Restate each line of the listing exactly, without carrying over any pictures.

>> Begin

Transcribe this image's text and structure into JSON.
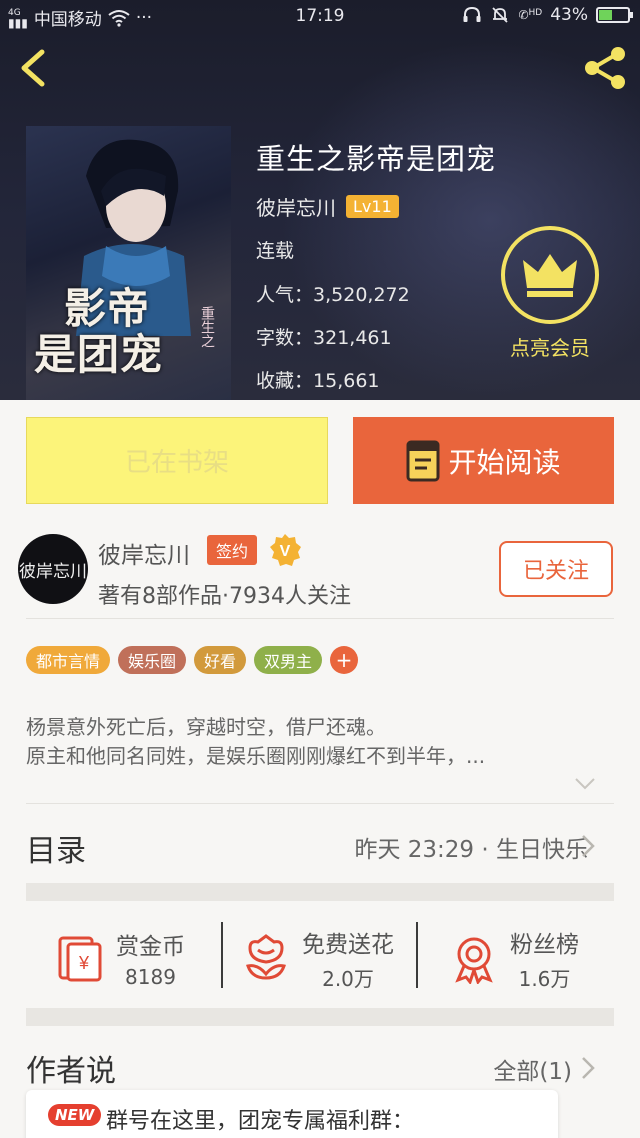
{
  "status_bar": {
    "carrier": "中国移动",
    "time": "17:19",
    "battery": "43%",
    "network": "4G",
    "dots": "···",
    "hd": "HD"
  },
  "book": {
    "title": "重生之影帝是团宠",
    "author": "彼岸忘川",
    "level": "Lv11",
    "status": "连载",
    "popularity_label": "人气：",
    "popularity": "3,520,272",
    "words_label": "字数：",
    "words": "321,461",
    "favorites_label": "收藏：",
    "favorites": "15,661",
    "cover_title_line1": "影帝",
    "cover_title_line2": "是团宠",
    "cover_subtitle": "重生之"
  },
  "vip": {
    "label": "点亮会员"
  },
  "actions": {
    "shelf_label": "已在书架",
    "read_label": "开始阅读"
  },
  "author_card": {
    "avatar_text": "彼岸忘川",
    "name": "彼岸忘川",
    "sign_badge": "签约",
    "verified_badge": "V",
    "stats": "著有8部作品·7934人关注",
    "follow_label": "已关注"
  },
  "tags": [
    {
      "label": "都市言情",
      "color": "#f0a93a"
    },
    {
      "label": "娱乐圈",
      "color": "#c0705a"
    },
    {
      "label": "好看",
      "color": "#d29a3c"
    },
    {
      "label": "双男主",
      "color": "#8fb04a"
    }
  ],
  "tag_more": "+",
  "description": {
    "line1": "杨景意外死亡后，穿越时空，借尸还魂。",
    "line2": "原主和他同名同姓，是娱乐圈刚刚爆红不到半年，..."
  },
  "catalog": {
    "title": "目录",
    "latest": "昨天 23:29 · 生日快乐"
  },
  "rewards": [
    {
      "label": "赏金币",
      "value": "8189",
      "icon": "red-envelope-icon"
    },
    {
      "label": "免费送花",
      "value": "2.0万",
      "icon": "flower-icon"
    },
    {
      "label": "粉丝榜",
      "value": "1.6万",
      "icon": "medal-icon"
    }
  ],
  "author_says": {
    "title": "作者说",
    "all_label": "全部(1)",
    "new_badge": "NEW",
    "post_text": "群号在这里，团宠专属福利群："
  },
  "colors": {
    "accent": "#e9653c",
    "shelf_yellow": "#fcf47a",
    "vip_gold": "#f3e262",
    "level_badge": "#f4b233"
  }
}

>> End

**SOLUTION**
Transcribe this image's text and structure into JSON.
{
  "status_bar": {
    "carrier": "中国移动",
    "time": "17:19",
    "battery": "43%",
    "network": "4G",
    "dots": "···",
    "hd": "HD"
  },
  "book": {
    "title": "重生之影帝是团宠",
    "author": "彼岸忘川",
    "level": "Lv11",
    "status": "连载",
    "popularity_label": "人气：",
    "popularity": "3,520,272",
    "words_label": "字数：",
    "words": "321,461",
    "favorites_label": "收藏：",
    "favorites": "15,661",
    "cover_title_line1": "影帝",
    "cover_title_line2": "是团宠",
    "cover_subtitle": "重生之"
  },
  "vip": {
    "label": "点亮会员"
  },
  "actions": {
    "shelf_label": "已在书架",
    "read_label": "开始阅读"
  },
  "author_card": {
    "avatar_text": "彼岸忘川",
    "name": "彼岸忘川",
    "sign_badge": "签约",
    "verified_badge": "V",
    "stats": "著有8部作品·7934人关注",
    "follow_label": "已关注"
  },
  "tags": [
    {
      "label": "都市言情",
      "color": "#f0a93a"
    },
    {
      "label": "娱乐圈",
      "color": "#c0705a"
    },
    {
      "label": "好看",
      "color": "#d29a3c"
    },
    {
      "label": "双男主",
      "color": "#8fb04a"
    }
  ],
  "tag_more": "+",
  "description": {
    "line1": "杨景意外死亡后，穿越时空，借尸还魂。",
    "line2": "原主和他同名同姓，是娱乐圈刚刚爆红不到半年，..."
  },
  "catalog": {
    "title": "目录",
    "latest": "昨天 23:29 · 生日快乐"
  },
  "rewards": [
    {
      "label": "赏金币",
      "value": "8189",
      "icon": "red-envelope-icon"
    },
    {
      "label": "免费送花",
      "value": "2.0万",
      "icon": "flower-icon"
    },
    {
      "label": "粉丝榜",
      "value": "1.6万",
      "icon": "medal-icon"
    }
  ],
  "author_says": {
    "title": "作者说",
    "all_label": "全部(1)",
    "new_badge": "NEW",
    "post_text": "群号在这里，团宠专属福利群："
  },
  "colors": {
    "accent": "#e9653c",
    "shelf_yellow": "#fcf47a",
    "vip_gold": "#f3e262",
    "level_badge": "#f4b233"
  }
}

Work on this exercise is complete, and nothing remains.